begin Supplied entries
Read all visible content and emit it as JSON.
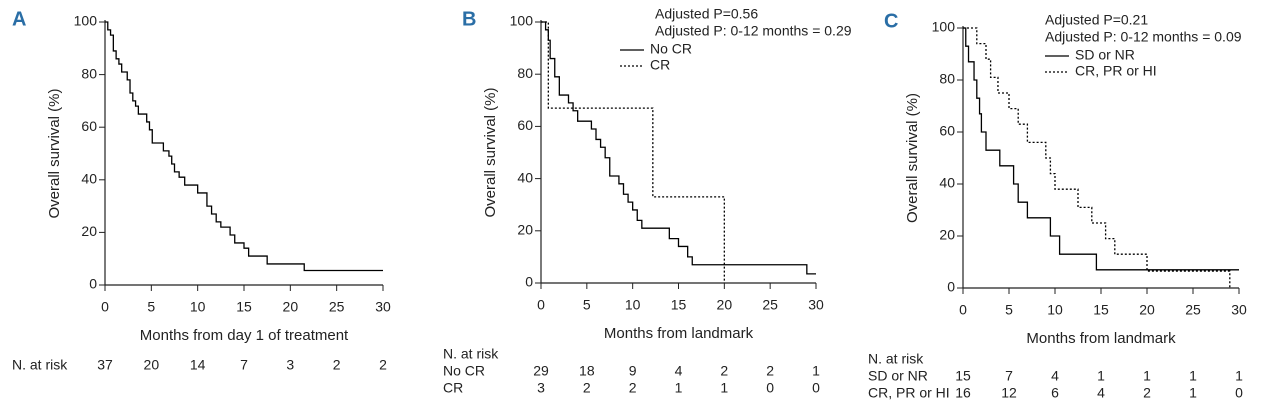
{
  "chart_data": [
    {
      "type": "step",
      "panel": "A",
      "xlabel": "Months from day 1 of treatment",
      "ylabel": "Overall survival (%)",
      "xlim": [
        0,
        30
      ],
      "ylim": [
        0,
        100
      ],
      "xticks": [
        0,
        5,
        10,
        15,
        20,
        25,
        30
      ],
      "yticks": [
        0,
        20,
        40,
        60,
        80,
        100
      ],
      "series": [
        {
          "color": "#000",
          "dash": "solid",
          "x": [
            0,
            0.3,
            0.6,
            0.9,
            1.2,
            1.5,
            1.8,
            2.4,
            2.7,
            3,
            3.3,
            3.6,
            4.5,
            4.8,
            5.1,
            6.3,
            6.9,
            7.2,
            7.5,
            8,
            8.6,
            10,
            11,
            11.5,
            12,
            12.5,
            13.5,
            14,
            15,
            15.5,
            17.5,
            21.5,
            30
          ],
          "values": [
            100,
            97,
            95,
            89,
            86,
            84,
            81,
            78,
            73,
            70,
            68,
            65,
            62,
            59,
            54,
            51,
            49,
            46,
            43,
            41,
            38,
            35,
            30,
            27,
            24,
            22,
            19,
            16,
            14,
            11,
            8,
            5.5,
            5.5
          ]
        }
      ],
      "risk_table": {
        "title": "N. at risk",
        "rows": [
          {
            "values": [
              37,
              20,
              14,
              7,
              3,
              2,
              2
            ]
          }
        ]
      }
    },
    {
      "type": "step",
      "panel": "B",
      "xlabel": "Months from landmark",
      "ylabel": "Overall survival (%)",
      "annotations": [
        "Adjusted P=0.56",
        "Adjusted P: 0-12 months = 0.29"
      ],
      "xlim": [
        0,
        30
      ],
      "ylim": [
        0,
        100
      ],
      "xticks": [
        0,
        5,
        10,
        15,
        20,
        25,
        30
      ],
      "yticks": [
        0,
        20,
        40,
        60,
        80,
        100
      ],
      "series": [
        {
          "name": "No CR",
          "color": "#000",
          "dash": "solid",
          "x": [
            0,
            0.5,
            0.8,
            1,
            1.5,
            2,
            3,
            3.5,
            4,
            5.5,
            6,
            6.5,
            7,
            7.5,
            8.5,
            9,
            9.5,
            10,
            10.5,
            11,
            14,
            15,
            16,
            16.5,
            29,
            30
          ],
          "values": [
            100,
            97,
            93,
            86,
            79,
            72,
            69,
            66,
            62,
            59,
            55,
            52,
            48,
            41,
            38,
            34,
            31,
            28,
            24,
            21,
            17,
            14,
            10,
            7,
            3.5,
            3.5
          ]
        },
        {
          "name": "CR",
          "color": "#000",
          "dash": "dotted",
          "x": [
            0,
            0.8,
            12.2,
            20
          ],
          "values": [
            100,
            67,
            33,
            0
          ]
        }
      ],
      "risk_table": {
        "title": "N. at risk",
        "rows": [
          {
            "name": "No CR",
            "values": [
              29,
              18,
              9,
              4,
              2,
              2,
              1
            ]
          },
          {
            "name": "CR",
            "values": [
              3,
              2,
              2,
              1,
              1,
              0,
              0
            ]
          }
        ]
      }
    },
    {
      "type": "step",
      "panel": "C",
      "xlabel": "Months from landmark",
      "ylabel": "Overall survival (%)",
      "annotations": [
        "Adjusted P=0.21",
        "Adjusted P: 0-12 months = 0.09"
      ],
      "xlim": [
        0,
        30
      ],
      "ylim": [
        0,
        100
      ],
      "xticks": [
        0,
        5,
        10,
        15,
        20,
        25,
        30
      ],
      "yticks": [
        0,
        20,
        40,
        60,
        80,
        100
      ],
      "series": [
        {
          "name": "SD or NR",
          "color": "#000",
          "dash": "solid",
          "x": [
            0,
            0.3,
            0.6,
            1.2,
            1.5,
            1.8,
            2,
            2.5,
            4,
            5.5,
            6,
            7,
            9.5,
            10.5,
            14.5,
            30
          ],
          "values": [
            100,
            93,
            87,
            80,
            73,
            67,
            60,
            53,
            47,
            40,
            33,
            27,
            20,
            13,
            7,
            7
          ]
        },
        {
          "name": "CR, PR or HI",
          "color": "#000",
          "dash": "dotted",
          "x": [
            0,
            1.5,
            2.5,
            3,
            3.8,
            5,
            6,
            7,
            9,
            9.5,
            10,
            12.5,
            14,
            15.5,
            16.5,
            20,
            29
          ],
          "values": [
            100,
            94,
            88,
            81,
            75,
            69,
            63,
            56,
            50,
            44,
            38,
            31,
            25,
            19,
            13,
            6.5,
            0
          ]
        }
      ],
      "risk_table": {
        "title": "N. at risk",
        "rows": [
          {
            "name": "SD or NR",
            "values": [
              15,
              7,
              4,
              1,
              1,
              1,
              1
            ]
          },
          {
            "name": "CR, PR or HI",
            "values": [
              16,
              12,
              6,
              4,
              2,
              1,
              0
            ]
          }
        ]
      }
    }
  ]
}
end Supplied entries
Each entry gets copied exactly; the pictures stay out.

Read all visible content and emit it as JSON.
{
  "chart_data": [
    {
      "type": "step",
      "panel": "A",
      "xlabel": "Months from day 1 of treatment",
      "ylabel": "Overall survival (%)",
      "xlim": [
        0,
        30
      ],
      "ylim": [
        0,
        100
      ],
      "xticks": [
        0,
        5,
        10,
        15,
        20,
        25,
        30
      ],
      "yticks": [
        0,
        20,
        40,
        60,
        80,
        100
      ],
      "series": [
        {
          "color": "#000",
          "dash": "solid",
          "x": [
            0,
            0.3,
            0.6,
            0.9,
            1.2,
            1.5,
            1.8,
            2.4,
            2.7,
            3,
            3.3,
            3.6,
            4.5,
            4.8,
            5.1,
            6.3,
            6.9,
            7.2,
            7.5,
            8,
            8.6,
            10,
            11,
            11.5,
            12,
            12.5,
            13.5,
            14,
            15,
            15.5,
            17.5,
            21.5,
            30
          ],
          "values": [
            100,
            97,
            95,
            89,
            86,
            84,
            81,
            78,
            73,
            70,
            68,
            65,
            62,
            59,
            54,
            51,
            49,
            46,
            43,
            41,
            38,
            35,
            30,
            27,
            24,
            22,
            19,
            16,
            14,
            11,
            8,
            5.5,
            5.5
          ]
        }
      ],
      "risk_table": {
        "title": "N. at risk",
        "rows": [
          {
            "values": [
              37,
              20,
              14,
              7,
              3,
              2,
              2
            ]
          }
        ]
      }
    },
    {
      "type": "step",
      "panel": "B",
      "xlabel": "Months from landmark",
      "ylabel": "Overall survival (%)",
      "annotations": [
        "Adjusted P=0.56",
        "Adjusted P: 0-12 months = 0.29"
      ],
      "xlim": [
        0,
        30
      ],
      "ylim": [
        0,
        100
      ],
      "xticks": [
        0,
        5,
        10,
        15,
        20,
        25,
        30
      ],
      "yticks": [
        0,
        20,
        40,
        60,
        80,
        100
      ],
      "series": [
        {
          "name": "No CR",
          "color": "#000",
          "dash": "solid",
          "x": [
            0,
            0.5,
            0.8,
            1,
            1.5,
            2,
            3,
            3.5,
            4,
            5.5,
            6,
            6.5,
            7,
            7.5,
            8.5,
            9,
            9.5,
            10,
            10.5,
            11,
            14,
            15,
            16,
            16.5,
            29,
            30
          ],
          "values": [
            100,
            97,
            93,
            86,
            79,
            72,
            69,
            66,
            62,
            59,
            55,
            52,
            48,
            41,
            38,
            34,
            31,
            28,
            24,
            21,
            17,
            14,
            10,
            7,
            3.5,
            3.5
          ]
        },
        {
          "name": "CR",
          "color": "#000",
          "dash": "dotted",
          "x": [
            0,
            0.8,
            12.2,
            20
          ],
          "values": [
            100,
            67,
            33,
            0
          ]
        }
      ],
      "risk_table": {
        "title": "N. at risk",
        "rows": [
          {
            "name": "No CR",
            "values": [
              29,
              18,
              9,
              4,
              2,
              2,
              1
            ]
          },
          {
            "name": "CR",
            "values": [
              3,
              2,
              2,
              1,
              1,
              0,
              0
            ]
          }
        ]
      }
    },
    {
      "type": "step",
      "panel": "C",
      "xlabel": "Months from landmark",
      "ylabel": "Overall survival (%)",
      "annotations": [
        "Adjusted P=0.21",
        "Adjusted P: 0-12 months = 0.09"
      ],
      "xlim": [
        0,
        30
      ],
      "ylim": [
        0,
        100
      ],
      "xticks": [
        0,
        5,
        10,
        15,
        20,
        25,
        30
      ],
      "yticks": [
        0,
        20,
        40,
        60,
        80,
        100
      ],
      "series": [
        {
          "name": "SD or NR",
          "color": "#000",
          "dash": "solid",
          "x": [
            0,
            0.3,
            0.6,
            1.2,
            1.5,
            1.8,
            2,
            2.5,
            4,
            5.5,
            6,
            7,
            9.5,
            10.5,
            14.5,
            30
          ],
          "values": [
            100,
            93,
            87,
            80,
            73,
            67,
            60,
            53,
            47,
            40,
            33,
            27,
            20,
            13,
            7,
            7
          ]
        },
        {
          "name": "CR, PR or HI",
          "color": "#000",
          "dash": "dotted",
          "x": [
            0,
            1.5,
            2.5,
            3,
            3.8,
            5,
            6,
            7,
            9,
            9.5,
            10,
            12.5,
            14,
            15.5,
            16.5,
            20,
            29
          ],
          "values": [
            100,
            94,
            88,
            81,
            75,
            69,
            63,
            56,
            50,
            44,
            38,
            31,
            25,
            19,
            13,
            6.5,
            0
          ]
        }
      ],
      "risk_table": {
        "title": "N. at risk",
        "rows": [
          {
            "name": "SD or NR",
            "values": [
              15,
              7,
              4,
              1,
              1,
              1,
              1
            ]
          },
          {
            "name": "CR, PR or HI",
            "values": [
              16,
              12,
              6,
              4,
              2,
              1,
              0
            ]
          }
        ]
      }
    }
  ]
}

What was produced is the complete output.